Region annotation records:
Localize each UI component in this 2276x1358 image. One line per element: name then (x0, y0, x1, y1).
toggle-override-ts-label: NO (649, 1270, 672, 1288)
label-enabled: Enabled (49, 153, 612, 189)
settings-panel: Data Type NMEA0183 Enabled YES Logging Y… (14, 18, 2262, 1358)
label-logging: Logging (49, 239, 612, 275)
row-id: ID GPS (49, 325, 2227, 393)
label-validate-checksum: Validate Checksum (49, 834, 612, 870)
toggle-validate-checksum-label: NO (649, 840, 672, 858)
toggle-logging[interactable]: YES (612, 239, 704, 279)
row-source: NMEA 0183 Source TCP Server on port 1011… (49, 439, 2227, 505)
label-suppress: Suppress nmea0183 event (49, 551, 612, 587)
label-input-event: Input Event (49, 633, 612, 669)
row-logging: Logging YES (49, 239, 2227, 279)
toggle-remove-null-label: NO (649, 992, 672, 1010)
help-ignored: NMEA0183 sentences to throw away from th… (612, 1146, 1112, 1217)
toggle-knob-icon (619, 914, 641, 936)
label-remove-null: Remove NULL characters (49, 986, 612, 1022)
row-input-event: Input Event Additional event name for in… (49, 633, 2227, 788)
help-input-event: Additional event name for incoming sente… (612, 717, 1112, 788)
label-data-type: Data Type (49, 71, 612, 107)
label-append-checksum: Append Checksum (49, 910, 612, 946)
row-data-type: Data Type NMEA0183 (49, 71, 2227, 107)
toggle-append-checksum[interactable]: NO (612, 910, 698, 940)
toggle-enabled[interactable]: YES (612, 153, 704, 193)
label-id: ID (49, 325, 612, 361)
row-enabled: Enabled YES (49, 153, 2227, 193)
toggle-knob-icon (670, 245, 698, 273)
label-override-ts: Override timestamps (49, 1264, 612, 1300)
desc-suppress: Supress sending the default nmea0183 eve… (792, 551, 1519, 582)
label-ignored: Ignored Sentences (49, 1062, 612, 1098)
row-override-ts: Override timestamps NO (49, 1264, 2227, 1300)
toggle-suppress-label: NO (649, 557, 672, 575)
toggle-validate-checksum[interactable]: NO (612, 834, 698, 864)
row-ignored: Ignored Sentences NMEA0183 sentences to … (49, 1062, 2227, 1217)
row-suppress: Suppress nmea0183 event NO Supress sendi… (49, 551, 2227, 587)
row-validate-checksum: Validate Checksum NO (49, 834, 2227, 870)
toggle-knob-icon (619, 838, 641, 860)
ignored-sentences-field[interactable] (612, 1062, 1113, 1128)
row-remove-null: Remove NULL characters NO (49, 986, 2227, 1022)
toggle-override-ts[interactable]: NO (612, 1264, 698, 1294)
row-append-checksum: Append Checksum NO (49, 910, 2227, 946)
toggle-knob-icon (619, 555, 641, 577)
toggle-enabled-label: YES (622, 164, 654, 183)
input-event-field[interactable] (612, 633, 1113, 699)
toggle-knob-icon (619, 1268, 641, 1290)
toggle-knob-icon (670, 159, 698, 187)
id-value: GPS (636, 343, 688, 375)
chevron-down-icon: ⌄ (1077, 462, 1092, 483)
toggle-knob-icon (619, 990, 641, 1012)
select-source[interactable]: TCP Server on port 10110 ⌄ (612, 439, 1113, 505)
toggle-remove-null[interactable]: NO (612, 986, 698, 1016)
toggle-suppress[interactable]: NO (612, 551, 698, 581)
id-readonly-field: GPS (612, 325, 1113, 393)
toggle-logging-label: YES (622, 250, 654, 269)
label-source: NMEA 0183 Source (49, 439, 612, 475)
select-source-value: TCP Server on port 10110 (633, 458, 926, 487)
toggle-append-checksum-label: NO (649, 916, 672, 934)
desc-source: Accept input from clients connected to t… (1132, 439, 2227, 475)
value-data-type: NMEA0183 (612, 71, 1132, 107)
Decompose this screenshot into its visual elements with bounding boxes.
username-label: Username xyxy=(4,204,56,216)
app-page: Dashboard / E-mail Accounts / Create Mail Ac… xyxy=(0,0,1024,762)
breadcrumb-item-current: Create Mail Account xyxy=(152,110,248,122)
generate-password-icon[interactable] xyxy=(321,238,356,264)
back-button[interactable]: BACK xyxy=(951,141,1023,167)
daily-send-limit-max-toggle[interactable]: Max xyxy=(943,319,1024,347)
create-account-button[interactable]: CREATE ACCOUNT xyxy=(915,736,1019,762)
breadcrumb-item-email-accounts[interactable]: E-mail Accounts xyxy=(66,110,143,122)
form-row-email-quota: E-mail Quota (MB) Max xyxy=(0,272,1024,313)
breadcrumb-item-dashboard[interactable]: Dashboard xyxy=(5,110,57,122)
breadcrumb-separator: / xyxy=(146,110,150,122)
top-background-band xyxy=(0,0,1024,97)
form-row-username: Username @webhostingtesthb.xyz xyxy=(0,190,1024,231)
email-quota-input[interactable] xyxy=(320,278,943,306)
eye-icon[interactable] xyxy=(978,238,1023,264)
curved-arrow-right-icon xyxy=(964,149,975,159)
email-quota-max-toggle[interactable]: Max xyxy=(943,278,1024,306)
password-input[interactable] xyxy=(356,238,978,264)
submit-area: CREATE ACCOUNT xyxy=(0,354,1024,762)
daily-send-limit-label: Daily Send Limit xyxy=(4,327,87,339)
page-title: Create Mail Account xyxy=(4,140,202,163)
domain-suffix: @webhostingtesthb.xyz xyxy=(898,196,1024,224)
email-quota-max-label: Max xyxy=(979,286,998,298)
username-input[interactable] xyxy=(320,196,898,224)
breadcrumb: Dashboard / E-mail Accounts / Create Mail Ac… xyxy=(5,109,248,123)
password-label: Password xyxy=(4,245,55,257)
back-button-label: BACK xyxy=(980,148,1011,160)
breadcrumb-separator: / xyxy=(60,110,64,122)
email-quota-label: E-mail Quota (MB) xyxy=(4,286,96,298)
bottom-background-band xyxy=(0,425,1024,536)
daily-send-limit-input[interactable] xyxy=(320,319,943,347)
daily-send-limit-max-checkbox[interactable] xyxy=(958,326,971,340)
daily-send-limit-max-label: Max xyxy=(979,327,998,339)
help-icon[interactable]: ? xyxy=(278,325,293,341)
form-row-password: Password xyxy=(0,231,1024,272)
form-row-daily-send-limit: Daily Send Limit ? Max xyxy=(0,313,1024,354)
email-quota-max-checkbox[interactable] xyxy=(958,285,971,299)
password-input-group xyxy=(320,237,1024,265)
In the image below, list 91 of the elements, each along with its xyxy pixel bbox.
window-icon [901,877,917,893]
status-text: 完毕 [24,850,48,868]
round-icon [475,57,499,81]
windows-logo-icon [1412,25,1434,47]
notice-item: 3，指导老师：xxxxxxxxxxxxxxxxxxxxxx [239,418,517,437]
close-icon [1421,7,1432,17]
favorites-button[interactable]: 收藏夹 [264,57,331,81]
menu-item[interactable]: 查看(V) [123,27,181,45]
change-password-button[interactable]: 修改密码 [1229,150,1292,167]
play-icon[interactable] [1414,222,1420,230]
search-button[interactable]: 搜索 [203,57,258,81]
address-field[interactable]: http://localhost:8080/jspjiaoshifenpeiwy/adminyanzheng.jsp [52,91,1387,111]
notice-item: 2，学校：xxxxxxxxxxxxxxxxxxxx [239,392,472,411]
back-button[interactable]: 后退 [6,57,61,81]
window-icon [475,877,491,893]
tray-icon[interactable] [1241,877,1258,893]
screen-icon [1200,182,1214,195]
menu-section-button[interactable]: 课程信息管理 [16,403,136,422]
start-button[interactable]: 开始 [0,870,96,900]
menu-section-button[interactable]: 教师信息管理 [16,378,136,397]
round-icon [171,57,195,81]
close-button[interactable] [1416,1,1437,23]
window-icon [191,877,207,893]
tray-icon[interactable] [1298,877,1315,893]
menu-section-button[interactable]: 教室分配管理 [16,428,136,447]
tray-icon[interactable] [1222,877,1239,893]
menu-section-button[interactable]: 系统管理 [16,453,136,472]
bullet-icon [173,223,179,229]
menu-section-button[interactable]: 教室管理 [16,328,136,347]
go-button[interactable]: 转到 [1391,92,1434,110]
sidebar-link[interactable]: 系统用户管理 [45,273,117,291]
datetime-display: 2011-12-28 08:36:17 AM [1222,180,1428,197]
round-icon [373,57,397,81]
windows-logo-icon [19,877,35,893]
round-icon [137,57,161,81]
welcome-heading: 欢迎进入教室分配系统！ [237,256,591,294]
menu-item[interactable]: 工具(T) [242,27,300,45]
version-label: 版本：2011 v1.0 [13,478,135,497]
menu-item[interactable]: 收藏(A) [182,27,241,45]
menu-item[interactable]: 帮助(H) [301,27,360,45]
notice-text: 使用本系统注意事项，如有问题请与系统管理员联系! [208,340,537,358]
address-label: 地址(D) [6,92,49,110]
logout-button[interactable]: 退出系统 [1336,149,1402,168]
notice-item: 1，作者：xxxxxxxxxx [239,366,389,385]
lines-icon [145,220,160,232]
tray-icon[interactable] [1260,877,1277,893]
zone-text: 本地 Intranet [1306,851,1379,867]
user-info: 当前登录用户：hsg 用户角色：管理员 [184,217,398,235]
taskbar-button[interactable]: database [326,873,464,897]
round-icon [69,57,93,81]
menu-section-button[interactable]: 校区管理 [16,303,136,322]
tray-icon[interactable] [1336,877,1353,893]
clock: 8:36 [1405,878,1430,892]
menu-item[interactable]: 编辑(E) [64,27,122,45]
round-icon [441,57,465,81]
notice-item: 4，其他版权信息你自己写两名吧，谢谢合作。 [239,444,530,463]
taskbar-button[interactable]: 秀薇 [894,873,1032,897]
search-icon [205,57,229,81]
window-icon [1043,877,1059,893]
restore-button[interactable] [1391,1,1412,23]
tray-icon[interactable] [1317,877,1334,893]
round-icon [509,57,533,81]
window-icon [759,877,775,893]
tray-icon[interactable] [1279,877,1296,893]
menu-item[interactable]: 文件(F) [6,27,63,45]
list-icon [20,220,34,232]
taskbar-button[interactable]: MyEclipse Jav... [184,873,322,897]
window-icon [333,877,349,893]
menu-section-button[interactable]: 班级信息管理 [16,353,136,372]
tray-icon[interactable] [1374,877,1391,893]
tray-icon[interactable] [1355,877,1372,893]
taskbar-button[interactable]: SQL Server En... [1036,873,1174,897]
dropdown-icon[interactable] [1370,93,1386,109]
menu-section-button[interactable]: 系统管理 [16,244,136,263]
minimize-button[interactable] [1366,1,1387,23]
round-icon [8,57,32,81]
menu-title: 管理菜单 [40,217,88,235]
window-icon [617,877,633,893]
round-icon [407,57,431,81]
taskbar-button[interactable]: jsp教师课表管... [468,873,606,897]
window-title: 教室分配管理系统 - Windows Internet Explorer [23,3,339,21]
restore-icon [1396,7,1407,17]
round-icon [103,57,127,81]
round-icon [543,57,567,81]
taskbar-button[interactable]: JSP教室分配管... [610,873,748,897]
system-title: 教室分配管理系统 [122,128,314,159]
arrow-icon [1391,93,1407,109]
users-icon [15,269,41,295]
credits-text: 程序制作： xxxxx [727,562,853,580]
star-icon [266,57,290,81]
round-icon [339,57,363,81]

#### [STATED EXERCISE]
Copy out the lines from the start of the records through the line containing "row-suppress: Suppress nmea0183", inclusive, with every character unchanged.

#### [TASK ANSWER]
Localize each UI component in this 2276x1358 image. One line per element: name then (x0, y0, x1, y1).
toggle-override-ts-label: NO (649, 1270, 672, 1288)
label-enabled: Enabled (49, 153, 612, 189)
settings-panel: Data Type NMEA0183 Enabled YES Logging Y… (14, 18, 2262, 1358)
label-logging: Logging (49, 239, 612, 275)
row-id: ID GPS (49, 325, 2227, 393)
label-validate-checksum: Validate Checksum (49, 834, 612, 870)
toggle-validate-checksum-label: NO (649, 840, 672, 858)
toggle-logging[interactable]: YES (612, 239, 704, 279)
row-source: NMEA 0183 Source TCP Server on port 1011… (49, 439, 2227, 505)
label-suppress: Suppress nmea0183 event (49, 551, 612, 587)
label-input-event: Input Event (49, 633, 612, 669)
row-logging: Logging YES (49, 239, 2227, 279)
toggle-remove-null-label: NO (649, 992, 672, 1010)
help-ignored: NMEA0183 sentences to throw away from th… (612, 1146, 1112, 1217)
toggle-knob-icon (619, 914, 641, 936)
label-remove-null: Remove NULL characters (49, 986, 612, 1022)
row-input-event: Input Event Additional event name for in… (49, 633, 2227, 788)
help-input-event: Additional event name for incoming sente… (612, 717, 1112, 788)
label-data-type: Data Type (49, 71, 612, 107)
label-append-checksum: Append Checksum (49, 910, 612, 946)
row-data-type: Data Type NMEA0183 (49, 71, 2227, 107)
toggle-append-checksum[interactable]: NO (612, 910, 698, 940)
toggle-enabled[interactable]: YES (612, 153, 704, 193)
label-id: ID (49, 325, 612, 361)
row-enabled: Enabled YES (49, 153, 2227, 193)
toggle-knob-icon (670, 245, 698, 273)
label-override-ts: Override timestamps (49, 1264, 612, 1300)
desc-suppress: Supress sending the default nmea0183 eve… (792, 551, 1519, 582)
label-ignored: Ignored Sentences (49, 1062, 612, 1098)
row-override-ts: Override timestamps NO (49, 1264, 2227, 1300)
toggle-suppress-label: NO (649, 557, 672, 575)
toggle-validate-checksum[interactable]: NO (612, 834, 698, 864)
row-ignored: Ignored Sentences NMEA0183 sentences to … (49, 1062, 2227, 1217)
row-suppress: Suppress nmea0183 event NO Supress sendi… (49, 551, 2227, 587)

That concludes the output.